>>
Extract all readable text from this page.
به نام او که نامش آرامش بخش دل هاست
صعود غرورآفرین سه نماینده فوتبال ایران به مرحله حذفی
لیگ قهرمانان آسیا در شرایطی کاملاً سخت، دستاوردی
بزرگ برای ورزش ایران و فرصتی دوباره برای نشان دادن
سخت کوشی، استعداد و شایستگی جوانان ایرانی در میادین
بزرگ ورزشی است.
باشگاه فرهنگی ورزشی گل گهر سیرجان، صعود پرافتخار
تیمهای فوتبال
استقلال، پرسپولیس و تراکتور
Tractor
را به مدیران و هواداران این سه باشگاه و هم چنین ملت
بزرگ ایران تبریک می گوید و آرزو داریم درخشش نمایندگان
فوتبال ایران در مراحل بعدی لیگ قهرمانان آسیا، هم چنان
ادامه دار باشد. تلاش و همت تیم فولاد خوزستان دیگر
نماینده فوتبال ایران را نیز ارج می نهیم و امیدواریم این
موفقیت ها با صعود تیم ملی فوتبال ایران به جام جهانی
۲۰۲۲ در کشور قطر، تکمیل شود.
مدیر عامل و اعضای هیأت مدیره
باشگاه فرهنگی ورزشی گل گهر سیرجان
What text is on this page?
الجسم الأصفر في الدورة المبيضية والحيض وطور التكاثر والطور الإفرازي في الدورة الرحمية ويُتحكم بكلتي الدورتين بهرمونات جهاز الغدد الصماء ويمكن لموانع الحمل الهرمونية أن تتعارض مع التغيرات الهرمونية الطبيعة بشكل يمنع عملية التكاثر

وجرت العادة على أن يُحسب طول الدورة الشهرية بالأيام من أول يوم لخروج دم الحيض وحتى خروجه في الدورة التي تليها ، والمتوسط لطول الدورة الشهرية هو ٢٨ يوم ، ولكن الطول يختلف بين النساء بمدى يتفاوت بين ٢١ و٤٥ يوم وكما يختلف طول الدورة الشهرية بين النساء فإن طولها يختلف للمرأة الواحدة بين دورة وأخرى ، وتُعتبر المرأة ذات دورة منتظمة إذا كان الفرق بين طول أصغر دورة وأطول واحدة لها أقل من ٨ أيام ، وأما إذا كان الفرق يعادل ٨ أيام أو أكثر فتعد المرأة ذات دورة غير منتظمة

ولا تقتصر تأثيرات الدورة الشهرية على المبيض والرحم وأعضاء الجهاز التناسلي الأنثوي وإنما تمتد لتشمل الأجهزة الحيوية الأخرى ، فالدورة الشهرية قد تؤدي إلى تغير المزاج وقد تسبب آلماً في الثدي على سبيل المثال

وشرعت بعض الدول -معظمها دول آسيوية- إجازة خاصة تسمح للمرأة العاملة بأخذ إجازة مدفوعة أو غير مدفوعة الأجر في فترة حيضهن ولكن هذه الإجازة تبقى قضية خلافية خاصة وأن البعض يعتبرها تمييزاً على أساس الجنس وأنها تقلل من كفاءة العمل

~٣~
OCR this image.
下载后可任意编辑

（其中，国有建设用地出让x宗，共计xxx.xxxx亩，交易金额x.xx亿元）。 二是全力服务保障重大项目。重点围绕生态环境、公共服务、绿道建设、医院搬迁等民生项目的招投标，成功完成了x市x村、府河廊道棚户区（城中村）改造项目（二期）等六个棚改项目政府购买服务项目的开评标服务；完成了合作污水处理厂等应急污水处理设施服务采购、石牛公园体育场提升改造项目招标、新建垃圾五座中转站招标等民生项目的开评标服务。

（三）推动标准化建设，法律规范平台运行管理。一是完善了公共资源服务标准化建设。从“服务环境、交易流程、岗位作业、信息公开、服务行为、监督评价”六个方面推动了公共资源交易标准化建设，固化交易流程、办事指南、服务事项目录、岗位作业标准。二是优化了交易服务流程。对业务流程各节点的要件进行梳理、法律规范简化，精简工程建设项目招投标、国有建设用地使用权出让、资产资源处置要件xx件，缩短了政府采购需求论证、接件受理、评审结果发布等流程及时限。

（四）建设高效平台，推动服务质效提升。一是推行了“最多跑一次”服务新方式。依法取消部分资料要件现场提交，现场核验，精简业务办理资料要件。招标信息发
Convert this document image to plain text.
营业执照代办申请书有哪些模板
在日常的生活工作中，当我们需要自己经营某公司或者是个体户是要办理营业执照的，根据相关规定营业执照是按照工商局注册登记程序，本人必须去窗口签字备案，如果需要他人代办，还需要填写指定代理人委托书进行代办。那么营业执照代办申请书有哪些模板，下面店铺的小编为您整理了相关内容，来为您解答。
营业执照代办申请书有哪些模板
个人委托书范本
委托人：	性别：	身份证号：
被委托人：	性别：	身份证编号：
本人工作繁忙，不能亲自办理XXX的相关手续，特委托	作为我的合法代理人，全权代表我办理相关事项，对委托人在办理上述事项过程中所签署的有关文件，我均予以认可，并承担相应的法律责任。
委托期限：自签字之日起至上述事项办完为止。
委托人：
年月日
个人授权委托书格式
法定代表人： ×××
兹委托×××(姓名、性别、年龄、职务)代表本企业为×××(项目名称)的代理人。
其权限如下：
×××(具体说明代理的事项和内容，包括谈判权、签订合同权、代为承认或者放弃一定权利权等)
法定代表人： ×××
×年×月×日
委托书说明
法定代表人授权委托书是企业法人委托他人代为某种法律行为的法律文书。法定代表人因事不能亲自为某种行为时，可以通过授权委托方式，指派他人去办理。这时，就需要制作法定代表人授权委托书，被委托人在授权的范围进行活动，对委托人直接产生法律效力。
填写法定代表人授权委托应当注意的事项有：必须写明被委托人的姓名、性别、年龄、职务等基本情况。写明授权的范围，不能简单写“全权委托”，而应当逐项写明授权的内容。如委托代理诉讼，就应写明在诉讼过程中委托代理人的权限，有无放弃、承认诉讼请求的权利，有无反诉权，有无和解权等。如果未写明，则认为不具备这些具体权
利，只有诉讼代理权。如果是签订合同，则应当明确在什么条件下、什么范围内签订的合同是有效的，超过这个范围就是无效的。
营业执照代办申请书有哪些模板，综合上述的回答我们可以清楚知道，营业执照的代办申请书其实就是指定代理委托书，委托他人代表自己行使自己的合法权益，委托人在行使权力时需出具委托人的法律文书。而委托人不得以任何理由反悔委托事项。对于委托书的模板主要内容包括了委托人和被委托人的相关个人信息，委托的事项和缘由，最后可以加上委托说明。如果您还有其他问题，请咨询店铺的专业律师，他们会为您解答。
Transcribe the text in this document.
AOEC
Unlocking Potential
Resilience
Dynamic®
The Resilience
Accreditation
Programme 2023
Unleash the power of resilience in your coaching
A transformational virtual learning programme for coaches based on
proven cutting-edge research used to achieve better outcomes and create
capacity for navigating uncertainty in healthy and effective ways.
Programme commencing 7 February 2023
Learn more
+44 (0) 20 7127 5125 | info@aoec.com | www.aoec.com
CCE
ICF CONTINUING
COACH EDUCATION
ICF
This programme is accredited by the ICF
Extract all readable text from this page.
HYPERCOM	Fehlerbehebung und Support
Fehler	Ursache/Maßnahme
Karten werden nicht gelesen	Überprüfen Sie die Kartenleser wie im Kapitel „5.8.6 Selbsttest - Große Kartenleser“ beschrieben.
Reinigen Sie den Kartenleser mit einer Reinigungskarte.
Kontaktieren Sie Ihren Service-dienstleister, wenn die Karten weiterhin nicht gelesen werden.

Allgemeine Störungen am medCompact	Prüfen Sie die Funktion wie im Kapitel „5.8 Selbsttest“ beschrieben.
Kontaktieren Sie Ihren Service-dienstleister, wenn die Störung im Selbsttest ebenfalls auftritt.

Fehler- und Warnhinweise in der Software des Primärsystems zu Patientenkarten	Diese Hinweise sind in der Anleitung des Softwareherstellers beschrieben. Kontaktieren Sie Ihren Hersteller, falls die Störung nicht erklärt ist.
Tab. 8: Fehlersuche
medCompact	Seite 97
<<
** Exercise task **
List every line above that holds the word "dienstleister".

** Exercise result **
Kontaktieren Sie Ihren Service-dienstleister, wenn die Karten weiterhin nicht gelesen werden.
Kontaktieren Sie Ihren Service-dienstleister, wenn die Störung im Selbsttest ebenfalls auftritt.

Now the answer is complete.